PROBLEM DETAILS:
Set down the full listing exactly as given. Any pictures are to be left out.

EXTRACTED ENTRIES:
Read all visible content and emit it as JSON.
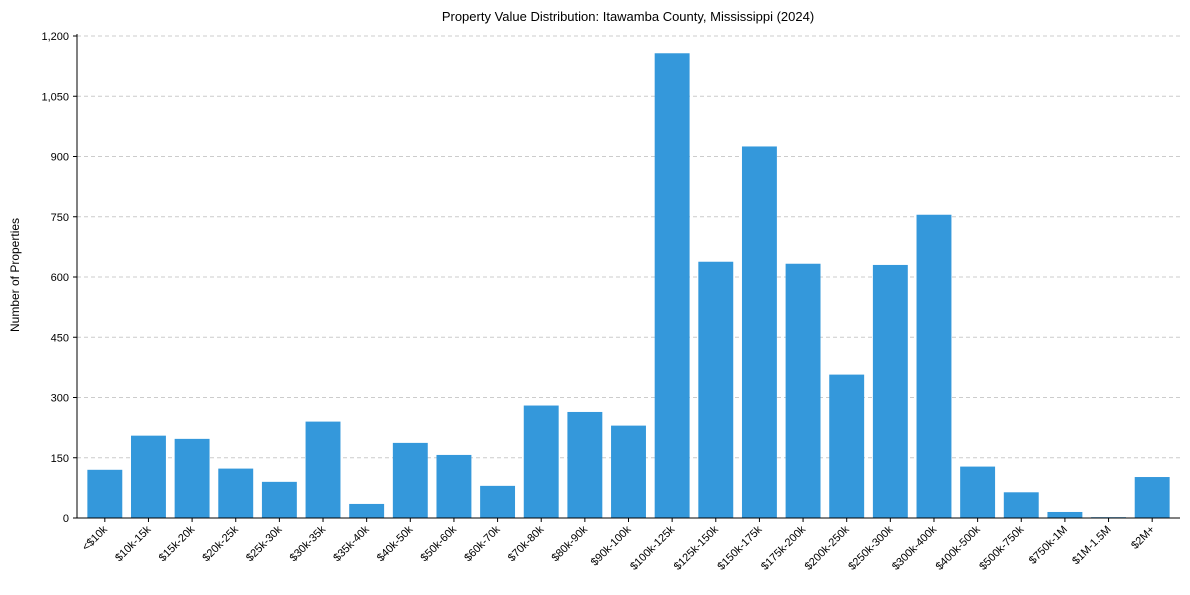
{
  "chart_data": {
    "type": "bar",
    "title": "Property Value Distribution: Itawamba County, Mississippi (2024)",
    "xlabel": "",
    "ylabel": "Number of Properties",
    "ylim": [
      0,
      1200
    ],
    "yticks": [
      0,
      150,
      300,
      450,
      600,
      750,
      900,
      1050,
      1200
    ],
    "ytick_labels": [
      "0",
      "150",
      "300",
      "450",
      "600",
      "750",
      "900",
      "1,050",
      "1,200"
    ],
    "grid": "y, dashed",
    "categories": [
      "<$10k",
      "$10k-15k",
      "$15k-20k",
      "$20k-25k",
      "$25k-30k",
      "$30k-35k",
      "$35k-40k",
      "$40k-50k",
      "$50k-60k",
      "$60k-70k",
      "$70k-80k",
      "$80k-90k",
      "$90k-100k",
      "$100k-125k",
      "$125k-150k",
      "$150k-175k",
      "$175k-200k",
      "$200k-250k",
      "$250k-300k",
      "$300k-400k",
      "$400k-500k",
      "$500k-750k",
      "$750k-1M",
      "$1M-1.5M",
      "$2M+"
    ],
    "values": [
      120,
      205,
      197,
      123,
      90,
      240,
      35,
      187,
      157,
      80,
      280,
      264,
      230,
      1157,
      638,
      925,
      633,
      357,
      630,
      755,
      128,
      64,
      15,
      2,
      102
    ],
    "bar_color": "#3498db"
  }
}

SOLUTION FOR THIS TASK:
Read all visible content and emit it as JSON.
{
  "chart_data": {
    "type": "bar",
    "title": "Property Value Distribution: Itawamba County, Mississippi (2024)",
    "xlabel": "",
    "ylabel": "Number of Properties",
    "ylim": [
      0,
      1200
    ],
    "yticks": [
      0,
      150,
      300,
      450,
      600,
      750,
      900,
      1050,
      1200
    ],
    "ytick_labels": [
      "0",
      "150",
      "300",
      "450",
      "600",
      "750",
      "900",
      "1,050",
      "1,200"
    ],
    "grid": "y, dashed",
    "categories": [
      "<$10k",
      "$10k-15k",
      "$15k-20k",
      "$20k-25k",
      "$25k-30k",
      "$30k-35k",
      "$35k-40k",
      "$40k-50k",
      "$50k-60k",
      "$60k-70k",
      "$70k-80k",
      "$80k-90k",
      "$90k-100k",
      "$100k-125k",
      "$125k-150k",
      "$150k-175k",
      "$175k-200k",
      "$200k-250k",
      "$250k-300k",
      "$300k-400k",
      "$400k-500k",
      "$500k-750k",
      "$750k-1M",
      "$1M-1.5M",
      "$2M+"
    ],
    "values": [
      120,
      205,
      197,
      123,
      90,
      240,
      35,
      187,
      157,
      80,
      280,
      264,
      230,
      1157,
      638,
      925,
      633,
      357,
      630,
      755,
      128,
      64,
      15,
      2,
      102
    ],
    "bar_color": "#3498db"
  }
}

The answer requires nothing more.